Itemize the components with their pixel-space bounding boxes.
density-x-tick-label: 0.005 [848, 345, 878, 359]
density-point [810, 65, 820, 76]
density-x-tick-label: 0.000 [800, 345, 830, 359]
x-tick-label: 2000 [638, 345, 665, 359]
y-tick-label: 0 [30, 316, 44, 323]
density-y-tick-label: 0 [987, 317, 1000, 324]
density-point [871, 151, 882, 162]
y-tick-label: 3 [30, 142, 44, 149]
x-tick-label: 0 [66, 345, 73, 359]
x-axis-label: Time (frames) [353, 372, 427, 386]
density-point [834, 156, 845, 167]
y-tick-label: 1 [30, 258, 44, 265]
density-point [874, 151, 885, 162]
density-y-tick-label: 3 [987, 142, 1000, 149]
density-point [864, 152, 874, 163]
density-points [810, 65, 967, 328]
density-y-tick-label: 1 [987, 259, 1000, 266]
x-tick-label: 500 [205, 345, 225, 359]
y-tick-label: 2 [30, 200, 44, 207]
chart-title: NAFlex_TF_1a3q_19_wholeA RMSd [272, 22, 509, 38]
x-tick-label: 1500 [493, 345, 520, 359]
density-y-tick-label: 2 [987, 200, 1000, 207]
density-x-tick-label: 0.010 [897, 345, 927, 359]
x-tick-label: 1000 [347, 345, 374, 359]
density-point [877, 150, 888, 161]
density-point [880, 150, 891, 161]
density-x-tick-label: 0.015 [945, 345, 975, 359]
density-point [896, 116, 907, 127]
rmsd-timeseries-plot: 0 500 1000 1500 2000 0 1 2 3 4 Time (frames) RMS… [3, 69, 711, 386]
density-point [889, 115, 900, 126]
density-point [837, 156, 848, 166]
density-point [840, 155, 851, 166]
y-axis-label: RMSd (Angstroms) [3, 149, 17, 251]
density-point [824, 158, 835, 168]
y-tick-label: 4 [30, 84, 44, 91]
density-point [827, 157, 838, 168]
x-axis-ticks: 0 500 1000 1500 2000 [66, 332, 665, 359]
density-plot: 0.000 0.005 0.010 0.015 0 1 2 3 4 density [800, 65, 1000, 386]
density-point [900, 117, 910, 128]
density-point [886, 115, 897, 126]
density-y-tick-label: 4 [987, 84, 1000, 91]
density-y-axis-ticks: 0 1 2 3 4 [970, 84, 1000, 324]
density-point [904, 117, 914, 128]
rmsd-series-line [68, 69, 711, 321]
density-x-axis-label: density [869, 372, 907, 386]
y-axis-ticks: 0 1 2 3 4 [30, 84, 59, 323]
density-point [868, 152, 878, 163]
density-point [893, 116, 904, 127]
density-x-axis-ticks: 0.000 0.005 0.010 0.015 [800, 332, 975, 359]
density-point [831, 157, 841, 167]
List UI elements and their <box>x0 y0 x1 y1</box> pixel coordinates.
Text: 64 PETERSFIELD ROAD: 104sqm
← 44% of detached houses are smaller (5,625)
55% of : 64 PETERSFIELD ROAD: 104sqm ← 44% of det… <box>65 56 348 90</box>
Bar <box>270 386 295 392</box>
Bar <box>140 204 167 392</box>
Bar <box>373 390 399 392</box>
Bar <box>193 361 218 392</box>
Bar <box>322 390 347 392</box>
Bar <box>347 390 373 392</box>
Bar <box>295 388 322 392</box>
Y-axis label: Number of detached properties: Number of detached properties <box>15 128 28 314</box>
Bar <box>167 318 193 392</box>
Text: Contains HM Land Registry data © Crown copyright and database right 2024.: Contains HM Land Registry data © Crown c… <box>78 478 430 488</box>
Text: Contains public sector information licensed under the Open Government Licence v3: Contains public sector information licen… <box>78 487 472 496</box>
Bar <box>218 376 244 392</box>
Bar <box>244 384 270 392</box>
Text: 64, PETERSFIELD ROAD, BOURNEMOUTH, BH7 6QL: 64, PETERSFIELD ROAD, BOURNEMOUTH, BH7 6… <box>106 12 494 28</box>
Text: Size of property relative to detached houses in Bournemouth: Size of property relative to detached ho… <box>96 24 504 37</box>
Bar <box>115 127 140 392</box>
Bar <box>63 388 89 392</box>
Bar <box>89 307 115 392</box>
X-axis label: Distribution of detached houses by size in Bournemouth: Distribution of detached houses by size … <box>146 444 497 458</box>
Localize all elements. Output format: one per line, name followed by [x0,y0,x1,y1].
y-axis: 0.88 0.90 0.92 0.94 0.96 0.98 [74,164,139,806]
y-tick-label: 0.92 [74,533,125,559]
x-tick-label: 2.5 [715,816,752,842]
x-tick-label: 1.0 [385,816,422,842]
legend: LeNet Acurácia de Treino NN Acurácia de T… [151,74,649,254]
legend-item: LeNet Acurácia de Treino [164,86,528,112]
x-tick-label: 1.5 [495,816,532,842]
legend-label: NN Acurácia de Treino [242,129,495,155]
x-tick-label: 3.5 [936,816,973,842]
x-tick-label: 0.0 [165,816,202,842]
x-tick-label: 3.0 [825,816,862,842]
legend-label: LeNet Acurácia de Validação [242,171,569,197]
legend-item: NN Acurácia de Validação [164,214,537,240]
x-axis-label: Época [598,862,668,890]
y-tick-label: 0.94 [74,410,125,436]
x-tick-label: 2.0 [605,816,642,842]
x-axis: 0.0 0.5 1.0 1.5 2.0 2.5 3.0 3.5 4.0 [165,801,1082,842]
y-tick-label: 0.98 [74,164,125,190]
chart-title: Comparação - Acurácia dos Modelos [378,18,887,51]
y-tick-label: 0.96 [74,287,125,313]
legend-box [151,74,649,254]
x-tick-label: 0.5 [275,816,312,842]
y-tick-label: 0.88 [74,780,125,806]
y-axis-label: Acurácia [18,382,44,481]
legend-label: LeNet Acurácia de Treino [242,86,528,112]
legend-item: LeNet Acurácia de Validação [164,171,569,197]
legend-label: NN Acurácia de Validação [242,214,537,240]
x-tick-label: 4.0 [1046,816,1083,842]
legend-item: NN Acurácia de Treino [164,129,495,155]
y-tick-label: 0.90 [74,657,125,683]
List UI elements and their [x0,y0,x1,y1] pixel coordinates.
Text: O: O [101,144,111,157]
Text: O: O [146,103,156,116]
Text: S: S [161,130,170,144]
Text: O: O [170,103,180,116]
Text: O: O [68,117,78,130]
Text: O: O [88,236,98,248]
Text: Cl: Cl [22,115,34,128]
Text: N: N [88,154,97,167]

####

• [EXERCISE OBJECTIVE]: Render every line of the records above as a Markdown table with the columns "Row" and "Line", numbering the rows in order and omitting blank lines.

• [ANSWER TO THIS EXERCISE]:
| Row | Line |
|---|---|
| 1 | Itemize the components with their pixel-space bounding boxes. |
| 2 | density-x-tick-label: 0.005 [848, 345, 878, 359] |
| 3 | density-point [810, 65, 820, 76] |
| 4 | density-x-tick-label: 0.000 [800, 345, 830, 359] |
| 5 | x-tick-label: 2000 [638, 345, 665, 359] |
| 6 | y-tick-label: 0 [30, 316, 44, 323] |
| 7 | density-y-tick-label: 0 [987, 317, 1000, 324] |
| 8 | density-point [871, 151, 882, 162] |
| 9 | y-tick-label: 3 [30, 142, 44, 149] |
| 10 | x-tick-label: 0 [66, 345, 73, 359] |
| 11 | x-axis-label: Time (frames) [353, 372, 427, 386] |
| 12 | density-point [834, 156, 845, 167] |
| 13 | y-tick-label: 1 [30, 258, 44, 265] |
| 14 | density-point [874, 151, 885, 162] |
| 15 | density-y-tick-label: 3 [987, 142, 1000, 149] |
| 16 | density-point [864, 152, 874, 163] |
| 17 | density-points [810, 65, 967, 328] |
| 18 | density-y-tick-label: 1 [987, 259, 1000, 266] |
| 19 | x-tick-label: 500 [205, 345, 225, 359] |
| 20 | y-tick-label: 2 [30, 200, 44, 207] |
| 21 | chart-title: NAFlex_TF_1a3q_19_wholeA RMSd [272, 22, 509, 38] |
| 22 | x-tick-label: 1500 [493, 345, 520, 359] |
| 23 | density-y-tick-label: 2 [987, 200, 1000, 207] |
| 24 | density-x-tick-label: 0.010 [897, 345, 927, 359] |
| 25 | x-tick-label: 1000 [347, 345, 374, 359] |
| 26 | density-point [877, 150, 888, 161] |
| 27 | density-point [880, 150, 891, 161] |
| 28 | density-x-tick-label: 0.015 [945, 345, 975, 359] |
| 29 | density-point [896, 116, 907, 127] |
| 30 | rmsd-timeseries-plot: 0 500 1000 1500 2000 0 1 2 3 4 Time (frames) RMS… [3, 69, 711, 386] |
| 31 | density-point [889, 115, 900, 126] |
| 32 | density-point [837, 156, 848, 166] |
| 33 | density-point [840, 155, 851, 166] |
| 34 | y-axis-label: RMSd (Angstroms) [3, 149, 17, 251] |
| 35 | density-point [824, 158, 835, 168] |
| 36 | y-tick-label: 4 [30, 84, 44, 91] |
| 37 | density-point [827, 157, 838, 168] |
| 38 | x-axis-ticks: 0 500 1000 1500 2000 [66, 332, 665, 359] |
| 39 | density-plot: 0.000 0.005 0.010 0.015 0 1 2 3 4 density [800, 65, 1000, 386] |
| 40 | density-point [900, 117, 910, 128] |
| 41 | density-point [886, 115, 897, 126] |
| 42 | density-y-tick-label: 4 [987, 84, 1000, 91] |
| 43 | density-y-axis-ticks: 0 1 2 3 4 [970, 84, 1000, 324] |
| 44 | density-point [904, 117, 914, 128] |
| 45 | rmsd-series-line [68, 69, 711, 321] |
| 46 | density-x-axis-label: density [869, 372, 907, 386] |
| 47 | y-axis-ticks: 0 1 2 3 4 [30, 84, 59, 323] |
| 48 | density-point [868, 152, 878, 163] |
| 49 | density-point [893, 116, 904, 127] |
| 50 | density-x-axis-ticks: 0.000 0.005 0.010 0.015 [800, 332, 975, 359] |
| 51 | density-point [831, 157, 841, 167] |
| 52 | List UI elements and their <box>x0 y0 x1 y1</box> pixel coordinates. |
| 53 | Text: 64 PETERSFIELD ROAD: 104sqm |
| 54 | ← 44% of detached houses are smaller (5,625) |
| 55 | 55% of : 64 PETERSFIELD ROAD: 104sqm ← 44% of det… <box>65 56 348 90</box> |
| 56 | Bar <box>270 386 295 392</box> |
| 57 | Bar <box>140 204 167 392</box> |
| 58 | Bar <box>373 390 399 392</box> |
| 59 | Bar <box>193 361 218 392</box> |
| 60 | Bar <box>322 390 347 392</box> |
| 61 | Bar <box>347 390 373 392</box> |
| 62 | Bar <box>295 388 322 392</box> |
| 63 | Y-axis label: Number of detached properties: Number of detached properties <box>15 128 28 314</box> |
| 64 | Bar <box>167 318 193 392</box> |
| 65 | Text: Contains HM Land Registry data © Crown copyright and database right 2024.: Contains HM Land Registry data © Crown c… <box>78 478 430 488</box> |
| 66 | Text: Contains public sector information licensed under the Open Government Licence v3: Contains public sector information licen… <box>78 487 472 496</box> |
| 67 | Bar <box>218 376 244 392</box> |
| 68 | Bar <box>244 384 270 392</box> |
| 69 | Text: 64, PETERSFIELD ROAD, BOURNEMOUTH, BH7 6QL: 64, PETERSFIELD ROAD, BOURNEMOUTH, BH7 6… <box>106 12 494 28</box> |
| 70 | Text: Size of property relative to detached houses in Bournemouth: Size of property relative to detached ho… <box>96 24 504 37</box> |
| 71 | Bar <box>115 127 140 392</box> |
| 72 | Bar <box>63 388 89 392</box> |
| 73 | Bar <box>89 307 115 392</box> |
| 74 | X-axis label: Distribution of detached houses by size in Bournemouth: Distribution of detached houses by size … <box>146 444 497 458</box> |
| 75 | Localize all elements. Output format: one per line, name followed by [x0,y0,x1,y1]. |
| 76 | y-axis: 0.88 0.90 0.92 0.94 0.96 0.98 [74,164,139,806] |
| 77 | y-tick-label: 0.92 [74,533,125,559] |
| 78 | x-tick-label: 2.5 [715,816,752,842] |
| 79 | x-tick-label: 1.0 [385,816,422,842] |
| 80 | legend: LeNet Acurácia de Treino NN Acurácia de T… [151,74,649,254] |
| 81 | legend-item: LeNet Acurácia de Treino [164,86,528,112] |
| 82 | x-tick-label: 1.5 [495,816,532,842] |
| 83 | legend-label: NN Acurácia de Treino [242,129,495,155] |
| 84 | x-tick-label: 3.5 [936,816,973,842] |
| 85 | x-tick-label: 0.0 [165,816,202,842] |
| 86 | x-tick-label: 3.0 [825,816,862,842] |
| 87 | legend-label: LeNet Acurácia de Validação [242,171,569,197] |
| 88 | legend-item: NN Acurácia de Validação [164,214,537,240] |
| 89 | x-axis-label: Época [598,862,668,890] |
| 90 | y-tick-label: 0.94 [74,410,125,436] |
| 91 | x-tick-label: 2.0 [605,816,642,842] |
| 92 | x-axis: 0.0 0.5 1.0 1.5 2.0 2.5 3.0 3.5 4.0 [165,801,1082,842] |
| 93 | y-tick-label: 0.98 [74,164,125,190] |
| 94 | chart-title: Comparação - Acurácia dos Modelos [378,18,887,51] |
| 95 | y-tick-label: 0.96 [74,287,125,313] |
| 96 | legend-box [151,74,649,254] |
| 97 | x-tick-label: 0.5 [275,816,312,842] |
| 98 | y-tick-label: 0.88 [74,780,125,806] |
| 99 | y-axis-label: Acurácia [18,382,44,481] |
| 100 | legend-label: LeNet Acurácia de Treino [242,86,528,112] |
| 101 | legend-item: LeNet Acurácia de Validação [164,171,569,197] |
| 102 | legend-label: NN Acurácia de Validação [242,214,537,240] |
| 103 | x-tick-label: 4.0 [1046,816,1083,842] |
| 104 | legend-item: NN Acurácia de Treino [164,129,495,155] |
| 105 | y-tick-label: 0.90 [74,657,125,683] |
| 106 | List UI elements and their [x0,y0,x1,y1] pixel coordinates. |
| 107 | Text: O: O [101,144,111,157] |
| 108 | Text: O: O [146,103,156,116] |
| 109 | Text: S: S [161,130,170,144] |
| 110 | Text: O: O [170,103,180,116] |
| 111 | Text: O: O [68,117,78,130] |
| 112 | Text: O: O [88,236,98,248] |
| 113 | Text: Cl: Cl [22,115,34,128] |
| 114 | Text: N: N [88,154,97,167] |